───── RAW RECORDS ─────

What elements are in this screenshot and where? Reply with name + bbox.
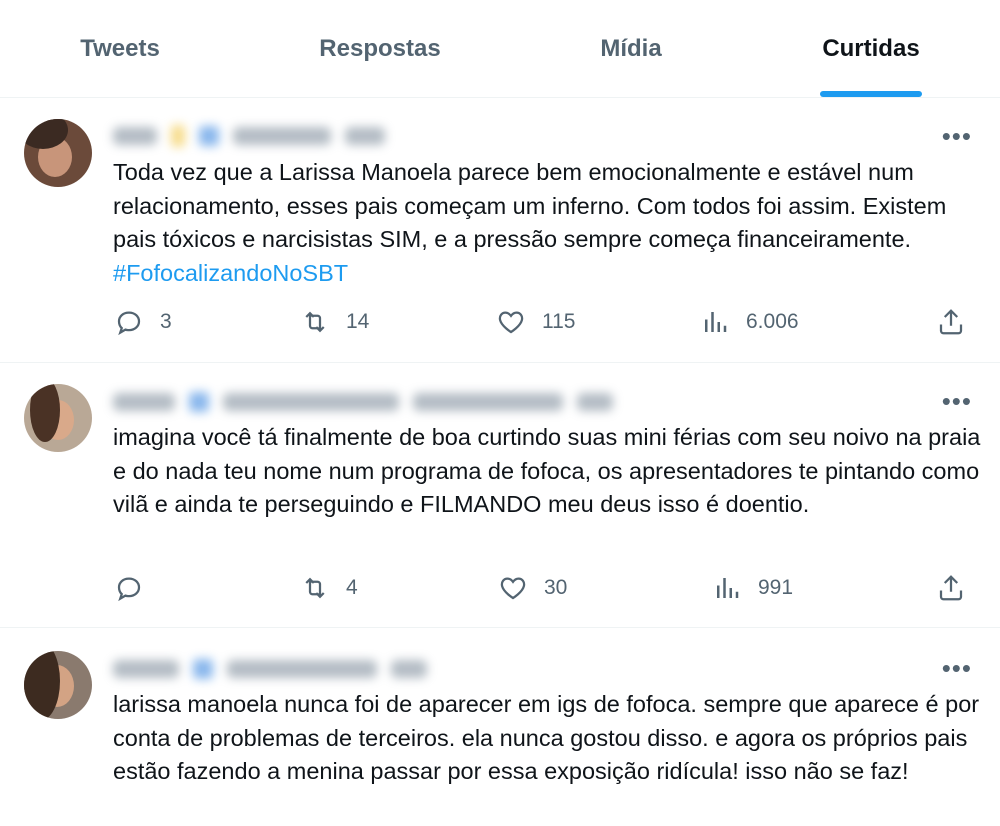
share-icon xyxy=(939,309,963,335)
reply-button[interactable]: 3 xyxy=(114,307,172,337)
share-icon xyxy=(939,575,963,601)
views-button[interactable]: 991 xyxy=(712,573,793,603)
tab-respostas[interactable]: Respostas xyxy=(296,0,464,98)
reply-icon xyxy=(117,311,141,336)
views-chart-icon xyxy=(705,312,727,332)
tweet-actions: 4 30 991 xyxy=(0,573,1000,613)
avatar[interactable] xyxy=(24,384,92,452)
blurred-author-info xyxy=(113,392,613,412)
tweet-actions: 3 14 115 6.006 xyxy=(0,307,1000,347)
like-button[interactable]: 30 xyxy=(498,573,567,603)
like-count: 115 xyxy=(542,310,576,333)
tweet-body: Toda vez que a Larissa Manoela parece be… xyxy=(113,159,947,252)
share-button[interactable] xyxy=(936,307,966,337)
like-button[interactable]: 115 xyxy=(496,307,575,337)
retweet-icon xyxy=(305,311,325,333)
retweet-count: 4 xyxy=(346,576,358,599)
like-count: 30 xyxy=(544,576,568,599)
avatar[interactable] xyxy=(24,651,92,719)
avatar[interactable] xyxy=(24,119,92,187)
blurred-author-info xyxy=(113,125,385,147)
tweet[interactable]: ••• Toda vez que a Larissa Manoela parec… xyxy=(0,99,1000,363)
retweet-count: 14 xyxy=(346,310,370,333)
retweet-button[interactable]: 14 xyxy=(300,307,369,337)
reply-count: 3 xyxy=(160,310,172,333)
reply-button[interactable] xyxy=(114,573,160,603)
views-count: 6.006 xyxy=(746,310,799,333)
heart-icon xyxy=(498,311,524,334)
more-horizontal-icon[interactable]: ••• xyxy=(942,123,972,149)
active-tab-indicator xyxy=(820,91,922,97)
share-button[interactable] xyxy=(936,573,966,603)
tweet[interactable]: ••• larissa manoela nunca foi de aparece… xyxy=(0,629,1000,826)
more-horizontal-icon[interactable]: ••• xyxy=(942,388,972,414)
tweet[interactable]: ••• imagina você tá finalmente de boa cu… xyxy=(0,364,1000,628)
tab-midia[interactable]: Mídia xyxy=(572,0,690,98)
tab-tweets[interactable]: Tweets xyxy=(42,0,198,98)
profile-tabs: Tweets Respostas Mídia Curtidas xyxy=(0,0,1000,98)
hashtag-link[interactable]: #FofocalizandoNoSBT xyxy=(113,260,348,286)
heart-icon xyxy=(500,577,526,600)
views-count: 991 xyxy=(758,576,794,599)
views-button[interactable]: 6.006 xyxy=(700,307,799,337)
reply-icon xyxy=(117,577,141,602)
tab-curtidas[interactable]: Curtidas xyxy=(808,0,934,98)
tweet-text: Toda vez que a Larissa Manoela parece be… xyxy=(113,156,983,290)
blurred-author-info xyxy=(113,659,427,679)
tweet-text: larissa manoela nunca foi de aparecer em… xyxy=(113,691,980,784)
views-chart-icon xyxy=(717,578,739,598)
more-horizontal-icon[interactable]: ••• xyxy=(942,655,972,681)
retweet-button[interactable]: 4 xyxy=(300,573,358,603)
retweet-icon xyxy=(305,577,325,599)
tweet-text: imagina você tá finalmente de boa curtin… xyxy=(113,424,981,517)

─────

-- WRITTEN PROBLEM --
Copy every line of the listing above word for word, leaving out the picture.

-- EXERCISE ANSWER --
What elements are in this screenshot and where? Reply with name + bbox.
share-icon xyxy=(939,309,963,335)
reply-button[interactable]: 3 xyxy=(114,307,172,337)
share-icon xyxy=(939,575,963,601)
views-button[interactable]: 991 xyxy=(712,573,793,603)
tab-respostas[interactable]: Respostas xyxy=(296,0,464,98)
reply-icon xyxy=(117,311,141,336)
views-chart-icon xyxy=(705,312,727,332)
tweet-actions: 4 30 991 xyxy=(0,573,1000,613)
avatar[interactable] xyxy=(24,384,92,452)
blurred-author-info xyxy=(113,392,613,412)
tweet-actions: 3 14 115 6.006 xyxy=(0,307,1000,347)
like-button[interactable]: 30 xyxy=(498,573,567,603)
like-count: 115 xyxy=(542,310,576,333)
tweet-body: Toda vez que a Larissa Manoela parece be… xyxy=(113,159,947,252)
share-button[interactable] xyxy=(936,307,966,337)
like-button[interactable]: 115 xyxy=(496,307,575,337)
retweet-icon xyxy=(305,311,325,333)
retweet-count: 4 xyxy=(346,576,358,599)
like-count: 30 xyxy=(544,576,568,599)
avatar[interactable] xyxy=(24,651,92,719)
avatar[interactable] xyxy=(24,119,92,187)
blurred-author-info xyxy=(113,125,385,147)
tweet[interactable]: ••• Toda vez que a Larissa Manoela parec… xyxy=(0,99,1000,363)
retweet-count: 14 xyxy=(346,310,370,333)
retweet-button[interactable]: 14 xyxy=(300,307,369,337)
reply-count: 3 xyxy=(160,310,172,333)
reply-button[interactable] xyxy=(114,573,160,603)
views-count: 6.006 xyxy=(746,310,799,333)
heart-icon xyxy=(498,311,524,334)
more-horizontal-icon[interactable]: ••• xyxy=(942,123,972,149)
active-tab-indicator xyxy=(820,91,922,97)
share-button[interactable] xyxy=(936,573,966,603)
tweet[interactable]: ••• larissa manoela nunca foi de aparece… xyxy=(0,629,1000,826)
more-horizontal-icon[interactable]: ••• xyxy=(942,388,972,414)
tweet[interactable]: ••• imagina você tá finalmente de boa cu… xyxy=(0,364,1000,628)
tab-midia[interactable]: Mídia xyxy=(572,0,690,98)
tab-tweets[interactable]: Tweets xyxy=(42,0,198,98)
profile-tabs: Tweets Respostas Mídia Curtidas xyxy=(0,0,1000,98)
hashtag-link[interactable]: #FofocalizandoNoSBT xyxy=(113,260,348,286)
heart-icon xyxy=(500,577,526,600)
views-count: 991 xyxy=(758,576,794,599)
views-button[interactable]: 6.006 xyxy=(700,307,799,337)
reply-icon xyxy=(117,577,141,602)
tab-curtidas[interactable]: Curtidas xyxy=(808,0,934,98)
tweet-text: Toda vez que a Larissa Manoela parece be… xyxy=(113,156,983,290)
blurred-author-info xyxy=(113,659,427,679)
tweet-text: larissa manoela nunca foi de aparecer em… xyxy=(113,691,980,784)
views-chart-icon xyxy=(717,578,739,598)
more-horizontal-icon[interactable]: ••• xyxy=(942,655,972,681)
retweet-button[interactable]: 4 xyxy=(300,573,358,603)
retweet-icon xyxy=(305,577,325,599)
tweet-text: imagina você tá finalmente de boa curtin… xyxy=(113,424,981,517)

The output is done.